**WRITTEN EXERCISE:** Extract the listing below in full, unchanged.

**SUPPLIED ENTRIES:**

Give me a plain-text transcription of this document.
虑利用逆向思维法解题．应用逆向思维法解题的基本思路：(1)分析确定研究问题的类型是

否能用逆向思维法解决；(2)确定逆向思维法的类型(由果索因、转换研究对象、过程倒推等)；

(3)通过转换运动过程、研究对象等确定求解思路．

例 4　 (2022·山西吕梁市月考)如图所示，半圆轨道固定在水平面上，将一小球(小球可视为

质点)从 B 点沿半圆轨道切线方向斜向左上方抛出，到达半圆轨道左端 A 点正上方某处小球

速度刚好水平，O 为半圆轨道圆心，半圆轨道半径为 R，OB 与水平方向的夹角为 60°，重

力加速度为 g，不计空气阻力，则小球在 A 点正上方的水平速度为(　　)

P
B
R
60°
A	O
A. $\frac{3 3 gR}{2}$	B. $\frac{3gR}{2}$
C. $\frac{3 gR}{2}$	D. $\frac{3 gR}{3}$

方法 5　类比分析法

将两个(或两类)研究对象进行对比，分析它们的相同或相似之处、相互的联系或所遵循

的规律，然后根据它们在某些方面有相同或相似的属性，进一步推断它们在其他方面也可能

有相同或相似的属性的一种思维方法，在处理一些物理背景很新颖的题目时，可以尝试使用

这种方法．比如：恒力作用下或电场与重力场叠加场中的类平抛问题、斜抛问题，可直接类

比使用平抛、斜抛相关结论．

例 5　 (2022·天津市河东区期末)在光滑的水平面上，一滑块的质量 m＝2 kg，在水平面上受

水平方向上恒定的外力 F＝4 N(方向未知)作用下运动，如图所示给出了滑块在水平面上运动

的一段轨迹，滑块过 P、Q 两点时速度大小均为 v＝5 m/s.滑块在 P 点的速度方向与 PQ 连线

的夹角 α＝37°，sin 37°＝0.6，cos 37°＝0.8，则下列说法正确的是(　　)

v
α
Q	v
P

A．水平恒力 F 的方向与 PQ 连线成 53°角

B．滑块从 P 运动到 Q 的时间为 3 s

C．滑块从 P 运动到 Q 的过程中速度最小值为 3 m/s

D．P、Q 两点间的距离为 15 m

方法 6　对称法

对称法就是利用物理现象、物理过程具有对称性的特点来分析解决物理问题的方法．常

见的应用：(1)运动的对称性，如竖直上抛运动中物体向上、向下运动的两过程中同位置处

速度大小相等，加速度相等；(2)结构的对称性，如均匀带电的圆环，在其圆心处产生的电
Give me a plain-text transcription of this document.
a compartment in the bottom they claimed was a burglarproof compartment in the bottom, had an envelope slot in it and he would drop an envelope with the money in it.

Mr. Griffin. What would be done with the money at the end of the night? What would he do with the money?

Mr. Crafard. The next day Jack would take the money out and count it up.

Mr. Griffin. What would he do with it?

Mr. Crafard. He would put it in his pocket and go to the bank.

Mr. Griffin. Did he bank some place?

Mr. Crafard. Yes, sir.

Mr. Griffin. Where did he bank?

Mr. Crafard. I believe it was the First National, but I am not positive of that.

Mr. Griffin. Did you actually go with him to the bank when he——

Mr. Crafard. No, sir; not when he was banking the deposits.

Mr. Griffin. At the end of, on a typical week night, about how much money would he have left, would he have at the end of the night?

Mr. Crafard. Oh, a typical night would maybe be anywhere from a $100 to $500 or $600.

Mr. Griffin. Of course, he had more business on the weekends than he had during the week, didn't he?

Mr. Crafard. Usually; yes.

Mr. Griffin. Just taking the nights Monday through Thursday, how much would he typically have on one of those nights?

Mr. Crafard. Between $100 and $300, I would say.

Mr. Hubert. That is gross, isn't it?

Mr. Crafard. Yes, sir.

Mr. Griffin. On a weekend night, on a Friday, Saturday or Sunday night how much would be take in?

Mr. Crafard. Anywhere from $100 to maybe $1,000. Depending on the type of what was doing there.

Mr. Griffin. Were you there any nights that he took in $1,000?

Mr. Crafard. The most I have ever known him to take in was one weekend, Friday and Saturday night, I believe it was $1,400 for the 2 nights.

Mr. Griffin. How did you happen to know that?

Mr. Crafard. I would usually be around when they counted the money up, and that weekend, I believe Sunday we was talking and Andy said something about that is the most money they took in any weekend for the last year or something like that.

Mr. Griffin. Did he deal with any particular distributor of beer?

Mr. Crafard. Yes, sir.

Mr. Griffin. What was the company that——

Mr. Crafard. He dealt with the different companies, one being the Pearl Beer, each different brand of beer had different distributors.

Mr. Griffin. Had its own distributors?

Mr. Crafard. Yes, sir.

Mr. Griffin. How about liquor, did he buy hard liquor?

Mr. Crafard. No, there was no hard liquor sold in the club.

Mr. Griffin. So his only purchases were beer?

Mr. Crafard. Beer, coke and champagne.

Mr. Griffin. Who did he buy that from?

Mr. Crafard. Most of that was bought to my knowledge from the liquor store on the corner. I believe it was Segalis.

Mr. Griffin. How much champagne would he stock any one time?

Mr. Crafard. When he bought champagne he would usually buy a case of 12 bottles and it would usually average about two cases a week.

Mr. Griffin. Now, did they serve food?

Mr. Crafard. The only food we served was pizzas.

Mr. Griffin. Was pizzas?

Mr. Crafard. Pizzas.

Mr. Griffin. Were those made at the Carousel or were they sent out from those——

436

**SOLUTION TO THIS TASK:**
Give me a plain-text transcription of this document.
虑利用逆向思维法解题．应用逆向思维法解题的基本思路：(1)分析确定研究问题的类型是

否能用逆向思维法解决；(2)确定逆向思维法的类型(由果索因、转换研究对象、过程倒推等)；

(3)通过转换运动过程、研究对象等确定求解思路．

例 4　 (2022·山西吕梁市月考)如图所示，半圆轨道固定在水平面上，将一小球(小球可视为

质点)从 B 点沿半圆轨道切线方向斜向左上方抛出，到达半圆轨道左端 A 点正上方某处小球

速度刚好水平，O 为半圆轨道圆心，半圆轨道半径为 R，OB 与水平方向的夹角为 60°，重

力加速度为 g，不计空气阻力，则小球在 A 点正上方的水平速度为(　　)

P
B
R
60°
A	O
A. $\frac{3 3 gR}{2}$	B. $\frac{3gR}{2}$
C. $\frac{3 gR}{2}$	D. $\frac{3 gR}{3}$

方法 5　类比分析法

将两个(或两类)研究对象进行对比，分析它们的相同或相似之处、相互的联系或所遵循

的规律，然后根据它们在某些方面有相同或相似的属性，进一步推断它们在其他方面也可能

有相同或相似的属性的一种思维方法，在处理一些物理背景很新颖的题目时，可以尝试使用

这种方法．比如：恒力作用下或电场与重力场叠加场中的类平抛问题、斜抛问题，可直接类

比使用平抛、斜抛相关结论．

例 5　 (2022·天津市河东区期末)在光滑的水平面上，一滑块的质量 m＝2 kg，在水平面上受

水平方向上恒定的外力 F＝4 N(方向未知)作用下运动，如图所示给出了滑块在水平面上运动

的一段轨迹，滑块过 P、Q 两点时速度大小均为 v＝5 m/s.滑块在 P 点的速度方向与 PQ 连线

的夹角 α＝37°，sin 37°＝0.6，cos 37°＝0.8，则下列说法正确的是(　　)

v
α
Q	v
P

A．水平恒力 F 的方向与 PQ 连线成 53°角

B．滑块从 P 运动到 Q 的时间为 3 s

C．滑块从 P 运动到 Q 的过程中速度最小值为 3 m/s

D．P、Q 两点间的距离为 15 m

方法 6　对称法

对称法就是利用物理现象、物理过程具有对称性的特点来分析解决物理问题的方法．常

见的应用：(1)运动的对称性，如竖直上抛运动中物体向上、向下运动的两过程中同位置处

速度大小相等，加速度相等；(2)结构的对称性，如均匀带电的圆环，在其圆心处产生的电
Give me a plain-text transcription of this document.
a compartment in the bottom they claimed was a burglarproof compartment in the bottom, had an envelope slot in it and he would drop an envelope with the money in it.

Mr. Griffin. What would be done with the money at the end of the night? What would he do with the money?

Mr. Crafard. The next day Jack would take the money out and count it up.

Mr. Griffin. What would he do with it?

Mr. Crafard. He would put it in his pocket and go to the bank.

Mr. Griffin. Did he bank some place?

Mr. Crafard. Yes, sir.

Mr. Griffin. Where did he bank?

Mr. Crafard. I believe it was the First National, but I am not positive of that.

Mr. Griffin. Did you actually go with him to the bank when he——

Mr. Crafard. No, sir; not when he was banking the deposits.

Mr. Griffin. At the end of, on a typical week night, about how much money would he have left, would he have at the end of the night?

Mr. Crafard. Oh, a typical night would maybe be anywhere from a $100 to $500 or $600.

Mr. Griffin. Of course, he had more business on the weekends than he had during the week, didn't he?

Mr. Crafard. Usually; yes.

Mr. Griffin. Just taking the nights Monday through Thursday, how much would he typically have on one of those nights?

Mr. Crafard. Between $100 and $300, I would say.

Mr. Hubert. That is gross, isn't it?

Mr. Crafard. Yes, sir.

Mr. Griffin. On a weekend night, on a Friday, Saturday or Sunday night how much would be take in?

Mr. Crafard. Anywhere from $100 to maybe $1,000. Depending on the type of what was doing there.

Mr. Griffin. Were you there any nights that he took in $1,000?

Mr. Crafard. The most I have ever known him to take in was one weekend, Friday and Saturday night, I believe it was $1,400 for the 2 nights.

Mr. Griffin. How did you happen to know that?

Mr. Crafard. I would usually be around when they counted the money up, and that weekend, I believe Sunday we was talking and Andy said something about that is the most money they took in any weekend for the last year or something like that.

Mr. Griffin. Did he deal with any particular distributor of beer?

Mr. Crafard. Yes, sir.

Mr. Griffin. What was the company that——

Mr. Crafard. He dealt with the different companies, one being the Pearl Beer, each different brand of beer had different distributors.

Mr. Griffin. Had its own distributors?

Mr. Crafard. Yes, sir.

Mr. Griffin. How about liquor, did he buy hard liquor?

Mr. Crafard. No, there was no hard liquor sold in the club.

Mr. Griffin. So his only purchases were beer?

Mr. Crafard. Beer, coke and champagne.

Mr. Griffin. Who did he buy that from?

Mr. Crafard. Most of that was bought to my knowledge from the liquor store on the corner. I believe it was Segalis.

Mr. Griffin. How much champagne would he stock any one time?

Mr. Crafard. When he bought champagne he would usually buy a case of 12 bottles and it would usually average about two cases a week.

Mr. Griffin. Now, did they serve food?

Mr. Crafard. The only food we served was pizzas.

Mr. Griffin. Was pizzas?

Mr. Crafard. Pizzas.

Mr. Griffin. Were those made at the Carousel or were they sent out from those——

436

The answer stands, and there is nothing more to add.